--- Aim ---
Repeat the listing exactly as given, omitting every image.

Data entries:
====================

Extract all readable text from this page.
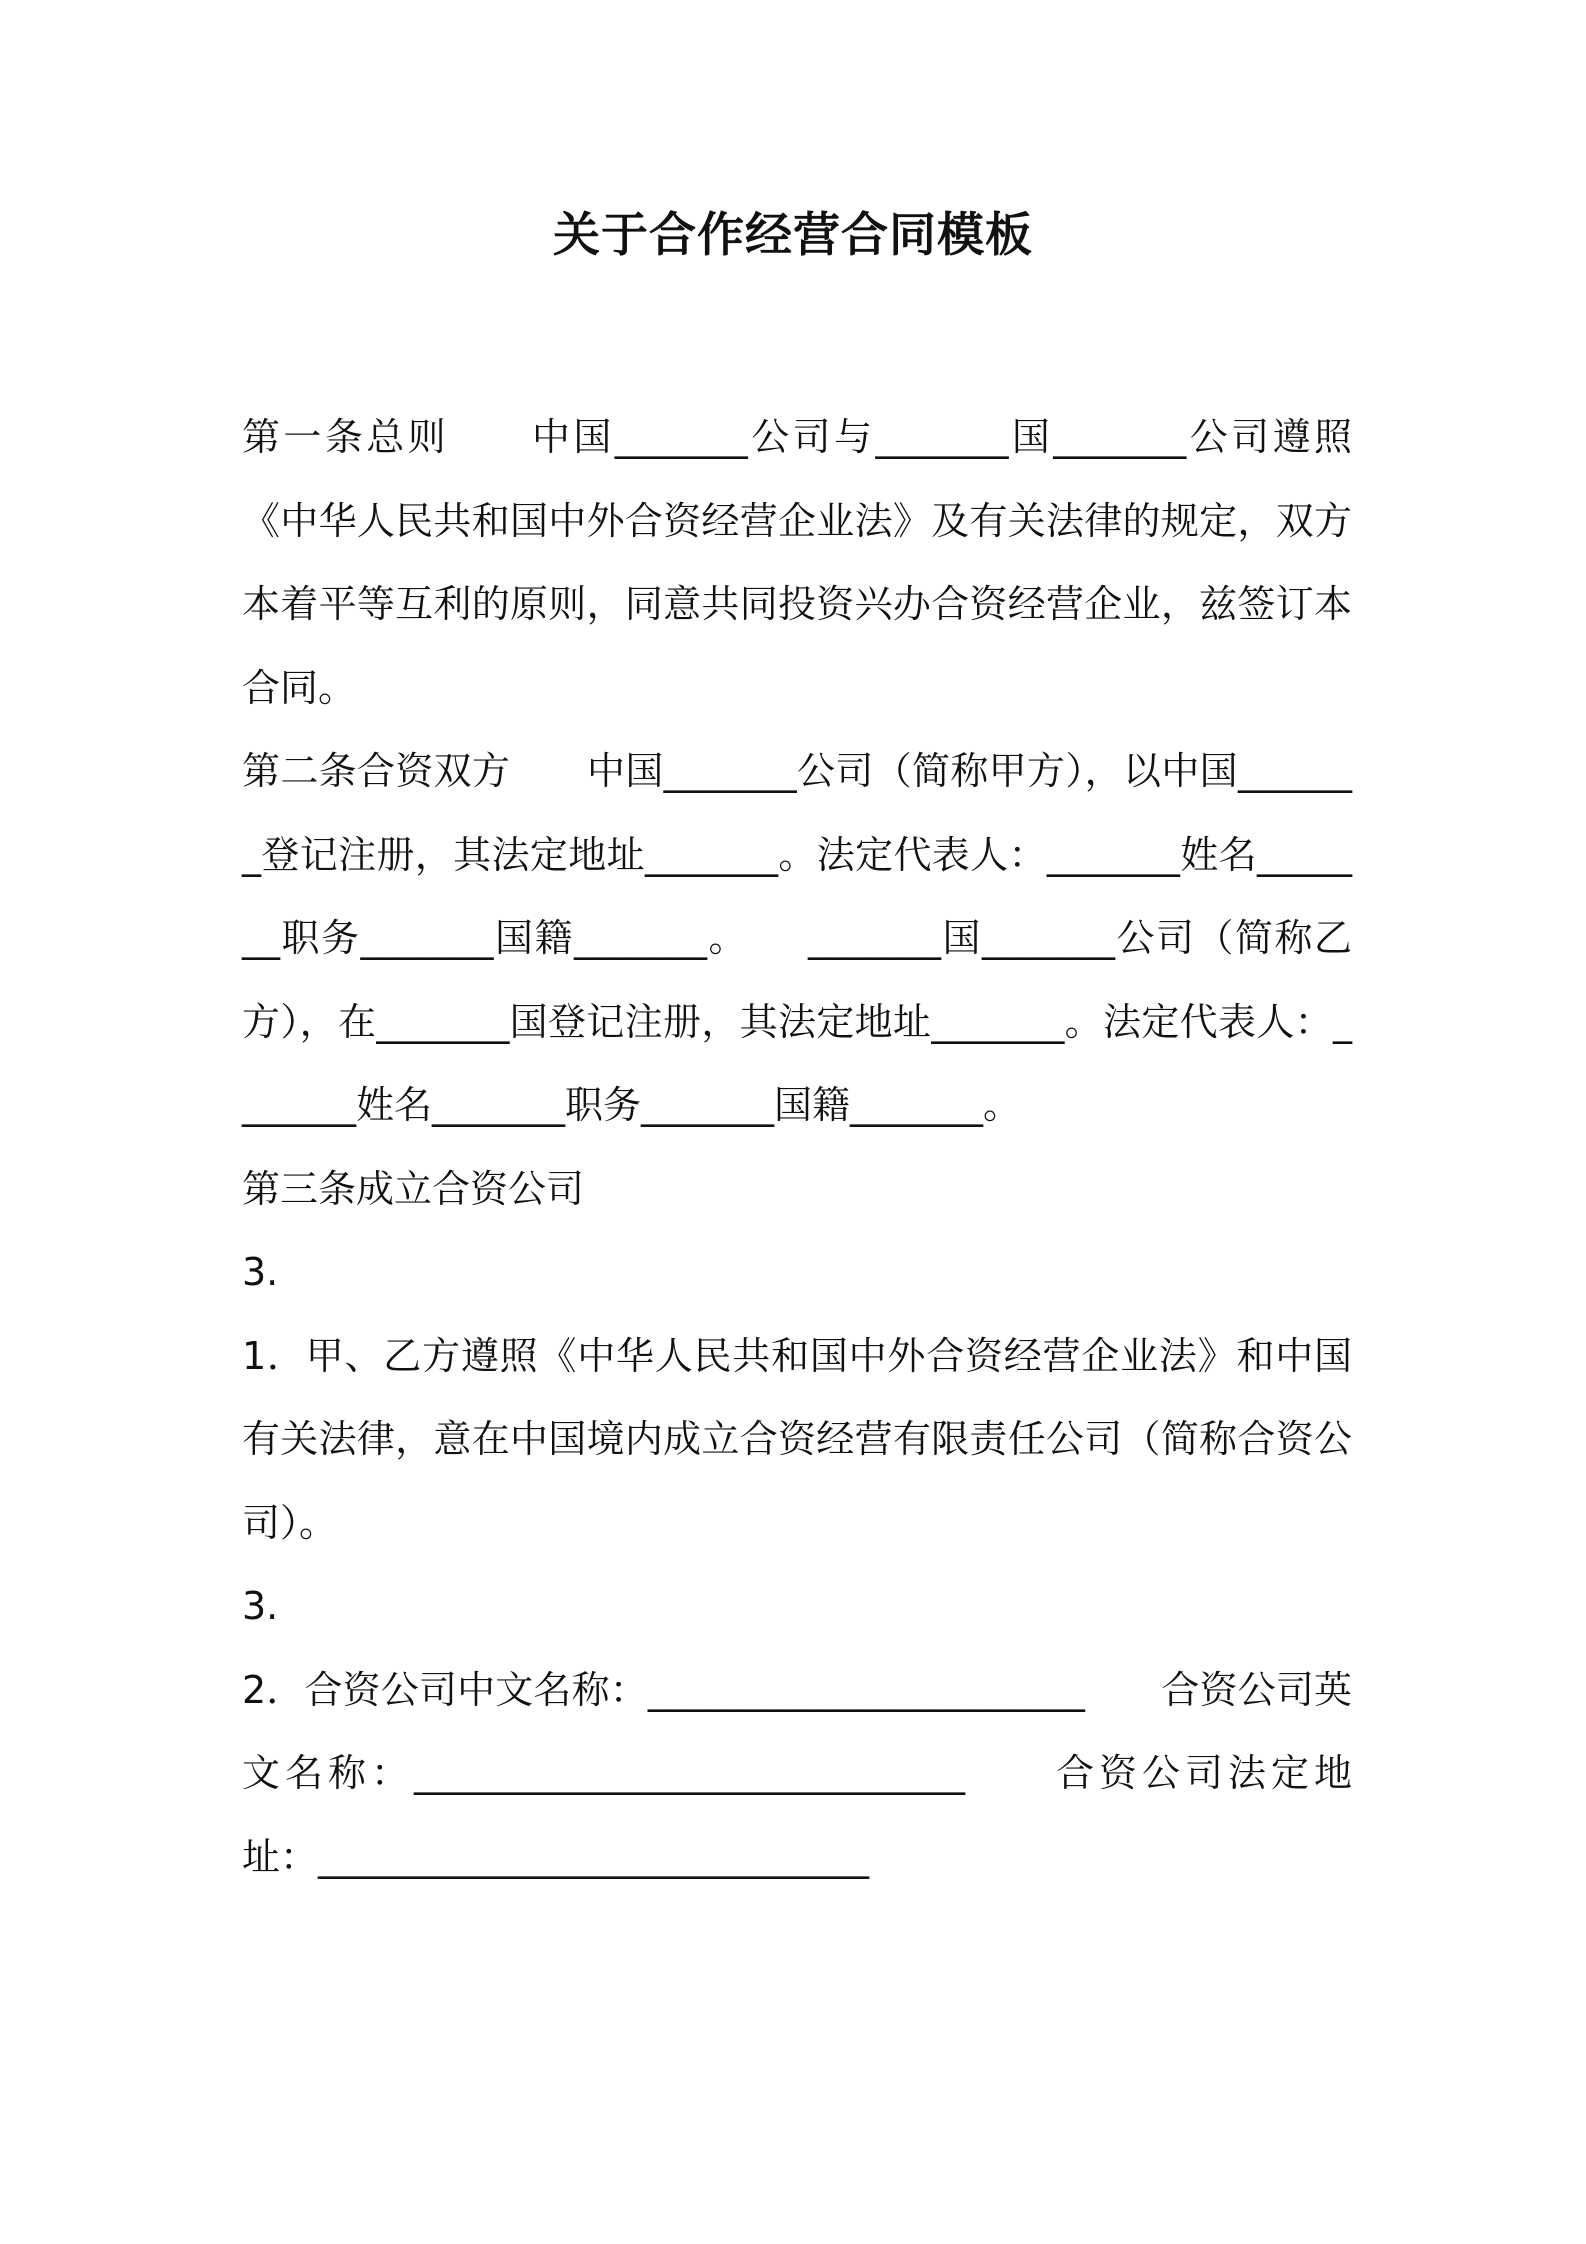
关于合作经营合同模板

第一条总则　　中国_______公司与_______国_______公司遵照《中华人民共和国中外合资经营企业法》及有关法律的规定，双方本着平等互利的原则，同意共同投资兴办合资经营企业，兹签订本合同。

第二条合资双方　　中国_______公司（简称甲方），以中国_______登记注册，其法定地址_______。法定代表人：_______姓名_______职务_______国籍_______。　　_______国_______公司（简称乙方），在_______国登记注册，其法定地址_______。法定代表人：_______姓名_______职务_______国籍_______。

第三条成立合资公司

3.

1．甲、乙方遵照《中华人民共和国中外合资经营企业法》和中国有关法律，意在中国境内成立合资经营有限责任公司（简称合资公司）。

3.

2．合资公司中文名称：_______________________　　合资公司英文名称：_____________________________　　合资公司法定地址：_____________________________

====================

--- Result of the exercise ---
Extract all readable text from this page.
关于合作经营合同模板

第一条总则　　中国_______公司与_______国_______公司遵照《中华人民共和国中外合资经营企业法》及有关法律的规定，双方本着平等互利的原则，同意共同投资兴办合资经营企业，兹签订本合同。

第二条合资双方　　中国_______公司（简称甲方），以中国_______登记注册，其法定地址_______。法定代表人：_______姓名_______职务_______国籍_______。　　_______国_______公司（简称乙方），在_______国登记注册，其法定地址_______。法定代表人：_______姓名_______职务_______国籍_______。

第三条成立合资公司

3.

1．甲、乙方遵照《中华人民共和国中外合资经营企业法》和中国有关法律，意在中国境内成立合资经营有限责任公司（简称合资公司）。

3.

2．合资公司中文名称：_______________________　　合资公司英文名称：_____________________________　　合资公司法定地址：_____________________________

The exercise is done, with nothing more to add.